• [MATERIAL FOR THIS EXERCISE]:
------

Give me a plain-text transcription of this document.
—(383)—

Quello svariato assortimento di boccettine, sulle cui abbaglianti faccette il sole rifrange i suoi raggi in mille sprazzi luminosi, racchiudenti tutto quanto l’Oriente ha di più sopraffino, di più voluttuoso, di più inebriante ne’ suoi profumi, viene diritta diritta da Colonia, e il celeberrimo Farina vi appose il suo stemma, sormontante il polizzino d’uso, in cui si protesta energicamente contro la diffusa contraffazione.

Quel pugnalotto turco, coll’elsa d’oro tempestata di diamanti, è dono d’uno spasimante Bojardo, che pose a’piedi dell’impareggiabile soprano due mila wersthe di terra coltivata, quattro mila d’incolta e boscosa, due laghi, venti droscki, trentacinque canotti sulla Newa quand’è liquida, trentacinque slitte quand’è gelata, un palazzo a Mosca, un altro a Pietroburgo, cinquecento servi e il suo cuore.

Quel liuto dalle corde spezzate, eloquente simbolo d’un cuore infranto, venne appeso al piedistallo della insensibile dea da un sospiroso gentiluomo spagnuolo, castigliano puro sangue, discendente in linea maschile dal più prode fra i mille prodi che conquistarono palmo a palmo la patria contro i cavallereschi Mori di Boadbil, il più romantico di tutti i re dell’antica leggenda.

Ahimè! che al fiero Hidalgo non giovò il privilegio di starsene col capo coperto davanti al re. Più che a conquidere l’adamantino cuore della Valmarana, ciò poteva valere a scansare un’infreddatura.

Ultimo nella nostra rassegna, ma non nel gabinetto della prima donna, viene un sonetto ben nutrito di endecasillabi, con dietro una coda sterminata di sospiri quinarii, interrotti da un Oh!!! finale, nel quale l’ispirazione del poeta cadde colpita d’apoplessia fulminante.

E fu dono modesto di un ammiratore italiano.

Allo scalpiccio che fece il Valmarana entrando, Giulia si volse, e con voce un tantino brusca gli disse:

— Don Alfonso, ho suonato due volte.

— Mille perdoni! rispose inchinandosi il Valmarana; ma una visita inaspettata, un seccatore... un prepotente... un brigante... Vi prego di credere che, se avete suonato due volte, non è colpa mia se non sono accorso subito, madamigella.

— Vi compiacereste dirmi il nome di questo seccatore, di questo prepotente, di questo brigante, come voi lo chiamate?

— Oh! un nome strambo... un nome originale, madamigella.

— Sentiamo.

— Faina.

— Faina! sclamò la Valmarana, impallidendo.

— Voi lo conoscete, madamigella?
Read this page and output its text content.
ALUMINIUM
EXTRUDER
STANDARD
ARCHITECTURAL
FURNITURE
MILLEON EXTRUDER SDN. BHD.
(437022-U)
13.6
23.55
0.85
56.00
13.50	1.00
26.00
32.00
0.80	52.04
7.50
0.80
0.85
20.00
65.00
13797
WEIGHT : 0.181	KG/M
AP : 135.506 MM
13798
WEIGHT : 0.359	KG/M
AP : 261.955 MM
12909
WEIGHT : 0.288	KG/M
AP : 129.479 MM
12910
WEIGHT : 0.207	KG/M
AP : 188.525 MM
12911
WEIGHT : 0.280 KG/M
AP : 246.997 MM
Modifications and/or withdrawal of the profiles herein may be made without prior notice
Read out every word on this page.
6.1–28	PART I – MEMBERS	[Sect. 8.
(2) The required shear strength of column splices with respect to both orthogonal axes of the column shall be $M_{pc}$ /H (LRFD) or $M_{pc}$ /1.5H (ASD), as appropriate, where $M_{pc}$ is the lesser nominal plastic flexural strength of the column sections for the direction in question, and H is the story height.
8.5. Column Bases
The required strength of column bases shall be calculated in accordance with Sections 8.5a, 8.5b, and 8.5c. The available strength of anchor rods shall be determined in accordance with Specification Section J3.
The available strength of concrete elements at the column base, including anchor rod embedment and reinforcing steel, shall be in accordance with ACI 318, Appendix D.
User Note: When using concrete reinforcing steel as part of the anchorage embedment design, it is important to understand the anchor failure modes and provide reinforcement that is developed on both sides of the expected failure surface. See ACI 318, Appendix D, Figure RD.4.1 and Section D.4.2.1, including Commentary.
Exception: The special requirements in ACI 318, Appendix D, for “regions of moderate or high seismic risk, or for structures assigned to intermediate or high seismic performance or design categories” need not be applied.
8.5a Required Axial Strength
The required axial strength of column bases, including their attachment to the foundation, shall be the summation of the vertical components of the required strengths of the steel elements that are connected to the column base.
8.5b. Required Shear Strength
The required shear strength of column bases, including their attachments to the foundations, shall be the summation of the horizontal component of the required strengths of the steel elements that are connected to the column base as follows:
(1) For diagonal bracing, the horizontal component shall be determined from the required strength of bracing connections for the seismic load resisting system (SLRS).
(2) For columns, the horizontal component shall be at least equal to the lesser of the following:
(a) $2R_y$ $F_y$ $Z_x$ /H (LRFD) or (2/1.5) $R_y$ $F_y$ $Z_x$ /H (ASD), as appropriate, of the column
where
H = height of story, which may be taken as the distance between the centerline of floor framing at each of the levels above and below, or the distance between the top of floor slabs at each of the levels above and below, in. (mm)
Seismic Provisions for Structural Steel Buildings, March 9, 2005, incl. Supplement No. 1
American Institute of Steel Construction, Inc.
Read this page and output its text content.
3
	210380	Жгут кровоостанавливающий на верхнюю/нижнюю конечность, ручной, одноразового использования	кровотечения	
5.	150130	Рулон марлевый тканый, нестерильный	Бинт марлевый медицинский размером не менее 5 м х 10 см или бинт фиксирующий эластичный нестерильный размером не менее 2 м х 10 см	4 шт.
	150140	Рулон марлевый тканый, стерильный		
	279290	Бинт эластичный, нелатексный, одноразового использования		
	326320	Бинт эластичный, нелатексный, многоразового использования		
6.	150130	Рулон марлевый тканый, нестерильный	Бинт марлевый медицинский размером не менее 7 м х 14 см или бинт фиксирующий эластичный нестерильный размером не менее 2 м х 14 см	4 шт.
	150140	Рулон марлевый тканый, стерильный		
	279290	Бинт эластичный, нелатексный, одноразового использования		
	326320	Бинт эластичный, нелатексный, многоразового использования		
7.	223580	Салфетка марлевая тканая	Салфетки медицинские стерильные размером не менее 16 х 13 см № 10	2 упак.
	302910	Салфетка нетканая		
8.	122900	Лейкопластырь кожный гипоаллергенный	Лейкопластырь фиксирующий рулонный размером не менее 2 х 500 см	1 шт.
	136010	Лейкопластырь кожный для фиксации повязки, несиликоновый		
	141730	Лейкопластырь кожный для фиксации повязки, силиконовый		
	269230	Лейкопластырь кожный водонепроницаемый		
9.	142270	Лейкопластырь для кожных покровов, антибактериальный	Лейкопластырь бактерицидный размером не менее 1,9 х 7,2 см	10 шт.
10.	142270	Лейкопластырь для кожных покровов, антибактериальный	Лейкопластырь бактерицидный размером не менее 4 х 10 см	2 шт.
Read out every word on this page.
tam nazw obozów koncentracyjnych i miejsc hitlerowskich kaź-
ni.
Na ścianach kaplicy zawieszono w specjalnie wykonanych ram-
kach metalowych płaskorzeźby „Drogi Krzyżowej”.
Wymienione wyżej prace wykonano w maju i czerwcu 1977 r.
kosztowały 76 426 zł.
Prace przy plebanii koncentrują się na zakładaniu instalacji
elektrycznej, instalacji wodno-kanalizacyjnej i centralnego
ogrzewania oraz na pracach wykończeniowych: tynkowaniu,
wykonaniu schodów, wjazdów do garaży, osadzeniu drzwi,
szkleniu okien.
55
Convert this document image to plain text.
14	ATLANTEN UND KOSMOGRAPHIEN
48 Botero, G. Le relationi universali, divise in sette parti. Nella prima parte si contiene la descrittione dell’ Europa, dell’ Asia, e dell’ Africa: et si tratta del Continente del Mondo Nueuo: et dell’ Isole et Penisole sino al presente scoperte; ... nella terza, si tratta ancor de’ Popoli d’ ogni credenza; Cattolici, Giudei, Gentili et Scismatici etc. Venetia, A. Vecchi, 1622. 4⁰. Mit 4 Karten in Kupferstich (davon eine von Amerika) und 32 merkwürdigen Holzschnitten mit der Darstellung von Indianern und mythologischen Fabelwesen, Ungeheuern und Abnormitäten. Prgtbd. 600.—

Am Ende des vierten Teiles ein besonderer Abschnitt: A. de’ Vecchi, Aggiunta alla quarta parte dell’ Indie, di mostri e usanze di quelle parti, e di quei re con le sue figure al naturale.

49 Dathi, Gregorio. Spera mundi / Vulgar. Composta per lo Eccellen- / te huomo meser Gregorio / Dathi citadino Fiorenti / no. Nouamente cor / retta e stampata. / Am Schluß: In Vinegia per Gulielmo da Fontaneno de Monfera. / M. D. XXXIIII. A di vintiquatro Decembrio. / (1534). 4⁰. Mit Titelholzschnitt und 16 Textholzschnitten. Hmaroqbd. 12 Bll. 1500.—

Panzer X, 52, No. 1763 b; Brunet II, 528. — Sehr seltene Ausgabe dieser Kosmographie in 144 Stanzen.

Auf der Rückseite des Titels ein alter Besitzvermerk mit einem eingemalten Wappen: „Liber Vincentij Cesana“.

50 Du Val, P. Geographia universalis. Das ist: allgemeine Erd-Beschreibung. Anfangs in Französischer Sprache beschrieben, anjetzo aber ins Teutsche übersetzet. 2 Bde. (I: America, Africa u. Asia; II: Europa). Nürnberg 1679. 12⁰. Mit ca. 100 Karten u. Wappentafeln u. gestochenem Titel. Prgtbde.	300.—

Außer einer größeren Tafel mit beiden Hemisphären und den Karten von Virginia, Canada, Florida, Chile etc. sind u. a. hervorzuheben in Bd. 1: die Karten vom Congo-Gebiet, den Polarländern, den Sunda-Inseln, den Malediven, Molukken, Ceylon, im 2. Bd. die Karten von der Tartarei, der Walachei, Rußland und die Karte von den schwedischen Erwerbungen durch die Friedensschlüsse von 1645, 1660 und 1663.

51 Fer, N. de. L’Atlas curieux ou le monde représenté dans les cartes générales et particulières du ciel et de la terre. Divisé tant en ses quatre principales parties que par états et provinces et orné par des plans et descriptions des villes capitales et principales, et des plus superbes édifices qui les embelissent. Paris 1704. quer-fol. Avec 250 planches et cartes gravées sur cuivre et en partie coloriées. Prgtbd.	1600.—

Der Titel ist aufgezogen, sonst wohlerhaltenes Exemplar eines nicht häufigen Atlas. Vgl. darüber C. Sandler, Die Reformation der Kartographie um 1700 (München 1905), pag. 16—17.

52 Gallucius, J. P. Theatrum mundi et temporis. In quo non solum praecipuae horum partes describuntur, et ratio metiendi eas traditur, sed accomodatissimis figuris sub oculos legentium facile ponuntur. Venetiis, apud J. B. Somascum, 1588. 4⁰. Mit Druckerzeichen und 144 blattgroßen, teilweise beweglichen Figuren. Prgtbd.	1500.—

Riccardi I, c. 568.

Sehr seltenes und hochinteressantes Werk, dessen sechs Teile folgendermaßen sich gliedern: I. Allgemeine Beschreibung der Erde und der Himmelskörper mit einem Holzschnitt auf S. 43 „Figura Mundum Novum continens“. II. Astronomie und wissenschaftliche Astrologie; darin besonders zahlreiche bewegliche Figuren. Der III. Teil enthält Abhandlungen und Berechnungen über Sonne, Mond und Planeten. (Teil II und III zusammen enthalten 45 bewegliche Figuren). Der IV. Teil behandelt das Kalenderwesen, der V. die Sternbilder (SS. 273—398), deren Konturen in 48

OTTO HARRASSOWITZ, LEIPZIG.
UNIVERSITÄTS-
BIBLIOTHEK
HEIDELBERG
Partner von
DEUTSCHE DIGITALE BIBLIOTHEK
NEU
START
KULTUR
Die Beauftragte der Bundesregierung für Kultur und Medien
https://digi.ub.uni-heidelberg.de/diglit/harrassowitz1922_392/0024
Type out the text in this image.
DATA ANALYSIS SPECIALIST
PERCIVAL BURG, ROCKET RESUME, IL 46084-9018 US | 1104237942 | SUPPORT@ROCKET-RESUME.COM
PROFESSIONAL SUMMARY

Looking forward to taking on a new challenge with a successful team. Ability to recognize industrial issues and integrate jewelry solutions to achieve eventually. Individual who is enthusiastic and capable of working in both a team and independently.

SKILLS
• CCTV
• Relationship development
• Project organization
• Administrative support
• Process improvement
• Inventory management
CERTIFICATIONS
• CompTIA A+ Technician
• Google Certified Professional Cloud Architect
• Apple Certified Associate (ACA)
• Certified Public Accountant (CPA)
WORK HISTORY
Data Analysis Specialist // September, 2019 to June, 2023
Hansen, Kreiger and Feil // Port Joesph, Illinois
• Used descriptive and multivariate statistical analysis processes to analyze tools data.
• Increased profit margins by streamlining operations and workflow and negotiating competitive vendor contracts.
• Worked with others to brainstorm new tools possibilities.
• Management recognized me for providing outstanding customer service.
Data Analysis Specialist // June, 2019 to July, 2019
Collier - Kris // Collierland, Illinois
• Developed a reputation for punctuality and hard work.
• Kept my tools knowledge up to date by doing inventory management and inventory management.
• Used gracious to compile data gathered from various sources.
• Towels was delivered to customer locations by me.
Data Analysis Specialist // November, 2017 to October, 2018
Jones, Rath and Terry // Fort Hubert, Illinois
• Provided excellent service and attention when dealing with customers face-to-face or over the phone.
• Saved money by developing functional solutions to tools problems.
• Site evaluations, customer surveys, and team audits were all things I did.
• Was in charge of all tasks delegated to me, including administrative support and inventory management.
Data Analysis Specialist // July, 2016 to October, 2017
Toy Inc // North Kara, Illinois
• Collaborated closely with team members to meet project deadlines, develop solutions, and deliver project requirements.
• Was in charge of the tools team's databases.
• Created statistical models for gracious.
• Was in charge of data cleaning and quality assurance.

------

• [WHAT IS REQUIRED]:
Find all lines with "elements" in them and copy each one.

• [OUTPUT]:
The available strength of concrete elements at the column base, including anchor rod embedment and reinforcing steel, shall be in accordance with ACI 318, Appendix D.
The required axial strength of column bases, including their attachment to the foundation, shall be the summation of the vertical components of the required strengths of the steel elements that are connected to the column base.
The required shear strength of column bases, including their attachments to the foundations, shall be the summation of the horizontal component of the required strengths of the steel elements that are connected to the column base as follows:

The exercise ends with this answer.